> To be done
Say how many lines hold the string "times", and nothing more.

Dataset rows
----

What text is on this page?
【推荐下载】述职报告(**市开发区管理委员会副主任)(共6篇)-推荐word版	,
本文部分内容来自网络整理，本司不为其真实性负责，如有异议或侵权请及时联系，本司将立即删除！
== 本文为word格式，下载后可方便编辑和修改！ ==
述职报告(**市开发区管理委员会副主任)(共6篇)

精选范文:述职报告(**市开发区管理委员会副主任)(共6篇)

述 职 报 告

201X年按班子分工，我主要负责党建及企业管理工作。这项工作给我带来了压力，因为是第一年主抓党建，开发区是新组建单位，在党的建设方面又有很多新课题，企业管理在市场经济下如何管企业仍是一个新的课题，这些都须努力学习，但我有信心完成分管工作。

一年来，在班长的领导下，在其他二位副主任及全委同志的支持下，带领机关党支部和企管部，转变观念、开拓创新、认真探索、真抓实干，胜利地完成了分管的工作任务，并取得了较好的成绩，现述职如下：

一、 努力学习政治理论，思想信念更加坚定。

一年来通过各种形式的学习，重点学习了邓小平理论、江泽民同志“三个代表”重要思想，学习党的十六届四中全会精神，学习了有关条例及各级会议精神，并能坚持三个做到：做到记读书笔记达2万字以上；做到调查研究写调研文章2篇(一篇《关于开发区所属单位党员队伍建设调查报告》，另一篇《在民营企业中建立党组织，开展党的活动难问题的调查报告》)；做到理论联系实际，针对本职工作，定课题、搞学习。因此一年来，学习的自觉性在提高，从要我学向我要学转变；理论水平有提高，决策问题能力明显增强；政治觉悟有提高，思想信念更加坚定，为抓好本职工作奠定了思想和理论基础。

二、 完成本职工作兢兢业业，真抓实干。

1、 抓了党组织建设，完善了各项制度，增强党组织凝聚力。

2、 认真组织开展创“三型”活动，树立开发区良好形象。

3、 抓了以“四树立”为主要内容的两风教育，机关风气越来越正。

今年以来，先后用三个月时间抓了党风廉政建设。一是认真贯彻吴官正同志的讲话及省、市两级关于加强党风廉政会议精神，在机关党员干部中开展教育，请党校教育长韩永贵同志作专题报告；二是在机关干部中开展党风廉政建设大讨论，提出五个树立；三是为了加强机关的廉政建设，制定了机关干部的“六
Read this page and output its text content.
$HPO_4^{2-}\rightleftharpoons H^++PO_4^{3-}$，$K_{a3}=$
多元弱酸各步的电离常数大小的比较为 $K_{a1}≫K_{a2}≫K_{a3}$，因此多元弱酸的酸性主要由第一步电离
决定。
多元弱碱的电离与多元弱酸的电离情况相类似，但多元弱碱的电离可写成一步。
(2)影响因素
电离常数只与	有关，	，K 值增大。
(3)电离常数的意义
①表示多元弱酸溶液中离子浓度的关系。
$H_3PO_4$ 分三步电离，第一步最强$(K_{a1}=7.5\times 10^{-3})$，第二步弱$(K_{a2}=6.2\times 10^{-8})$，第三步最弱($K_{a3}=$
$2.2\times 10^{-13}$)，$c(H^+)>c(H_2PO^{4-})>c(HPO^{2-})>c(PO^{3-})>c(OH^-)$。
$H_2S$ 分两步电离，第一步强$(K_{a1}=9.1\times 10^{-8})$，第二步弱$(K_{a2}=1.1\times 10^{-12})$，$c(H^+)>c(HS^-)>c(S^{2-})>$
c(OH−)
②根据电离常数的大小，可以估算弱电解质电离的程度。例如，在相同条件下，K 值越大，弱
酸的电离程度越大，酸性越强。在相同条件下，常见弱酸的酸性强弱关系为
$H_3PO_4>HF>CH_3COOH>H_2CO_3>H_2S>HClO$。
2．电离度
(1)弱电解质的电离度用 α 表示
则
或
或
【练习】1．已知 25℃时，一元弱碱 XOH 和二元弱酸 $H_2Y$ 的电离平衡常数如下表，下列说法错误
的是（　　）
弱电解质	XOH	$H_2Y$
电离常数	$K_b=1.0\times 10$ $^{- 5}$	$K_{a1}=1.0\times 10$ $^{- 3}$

----

> The solution
4